-- begin Exercise inputs --
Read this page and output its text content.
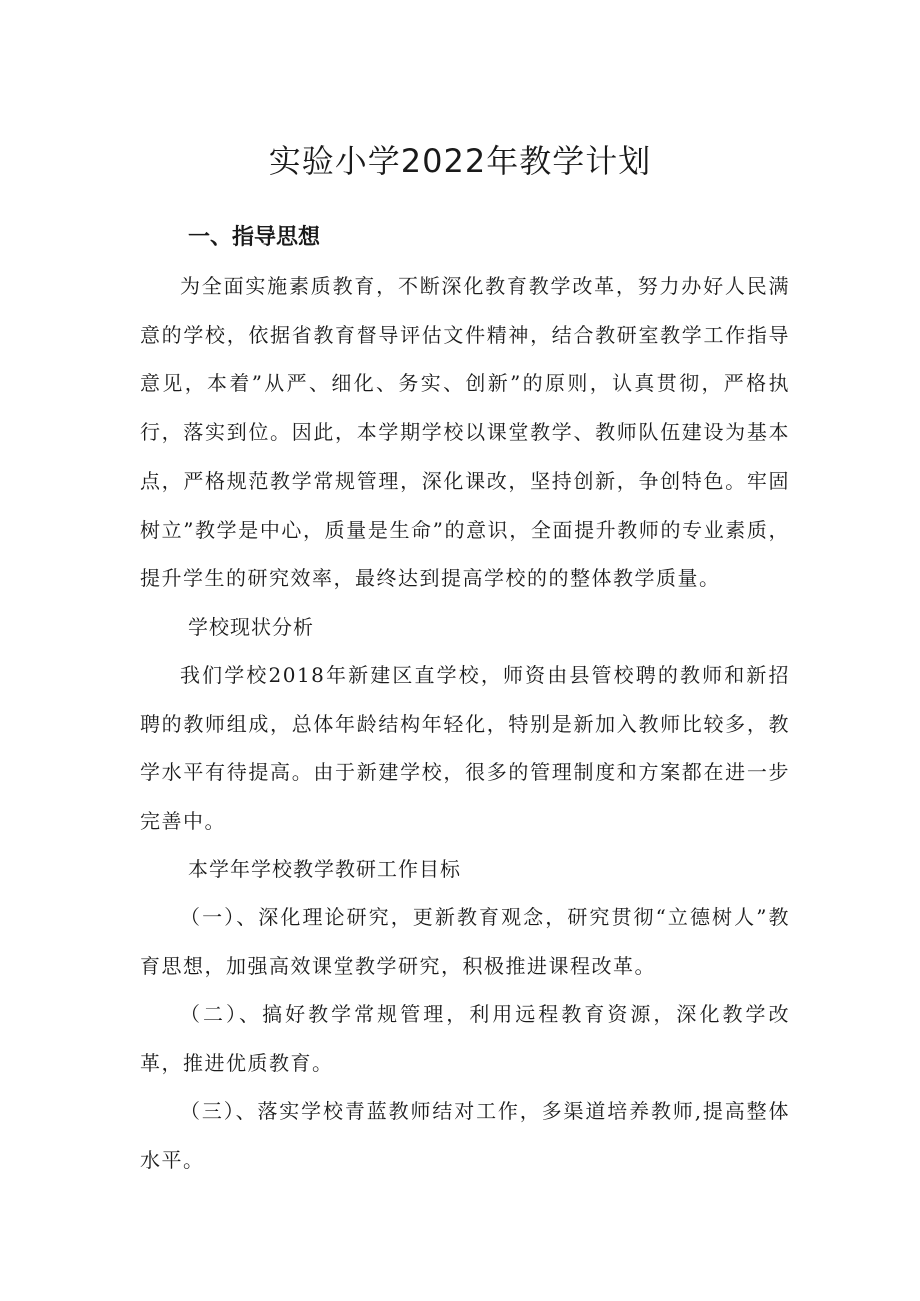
实验小学2022年教学计划
一、指导思想

为全面实施素质教育，不断深化教育教学改革，努力办好人民满意的学校，依据省教育督导评估文件精神，结合教研室教学工作指导意见，本着”从严、细化、务实、创新”的原则，认真贯彻，严格执行，落实到位。因此，本学期学校以课堂教学、教师队伍建设为基本点，严格规范教学常规管理，深化课改，坚持创新，争创特色。牢固树立”教学是中心，质量是生命”的意识，全面提升教师的专业素质，提升学生的研究效率，最终达到提高学校的的整体教学质量。

学校现状分析

我们学校2018年新建区直学校，师资由县管校聘的教师和新招聘的教师组成，总体年龄结构年轻化，特别是新加入教师比较多，教学水平有待提高。由于新建学校，很多的管理制度和方案都在进一步完善中。

本学年学校教学教研工作目标

（一）、深化理论研究，更新教育观念，研究贯彻“立德树人”教育思想，加强高效课堂教学研究，积极推进课程改革。

（二）、搞好教学常规管理，利用远程教育资源，深化教学改革，推进优质教育。

（三）、落实学校青蓝教师结对工作，多渠道培养教师,提高整体水平。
-- end Exercise inputs --
* Instructions to follow *
Your task is to transcribe all of the records precisely, with no images included.

* Full solution *
Read this page and output its text content.
实验小学2022年教学计划
一、指导思想

为全面实施素质教育，不断深化教育教学改革，努力办好人民满意的学校，依据省教育督导评估文件精神，结合教研室教学工作指导意见，本着”从严、细化、务实、创新”的原则，认真贯彻，严格执行，落实到位。因此，本学期学校以课堂教学、教师队伍建设为基本点，严格规范教学常规管理，深化课改，坚持创新，争创特色。牢固树立”教学是中心，质量是生命”的意识，全面提升教师的专业素质，提升学生的研究效率，最终达到提高学校的的整体教学质量。

学校现状分析

我们学校2018年新建区直学校，师资由县管校聘的教师和新招聘的教师组成，总体年龄结构年轻化，特别是新加入教师比较多，教学水平有待提高。由于新建学校，很多的管理制度和方案都在进一步完善中。

本学年学校教学教研工作目标

（一）、深化理论研究，更新教育观念，研究贯彻“立德树人”教育思想，加强高效课堂教学研究，积极推进课程改革。

（二）、搞好教学常规管理，利用远程教育资源，深化教学改革，推进优质教育。

（三）、落实学校青蓝教师结对工作，多渠道培养教师,提高整体水平。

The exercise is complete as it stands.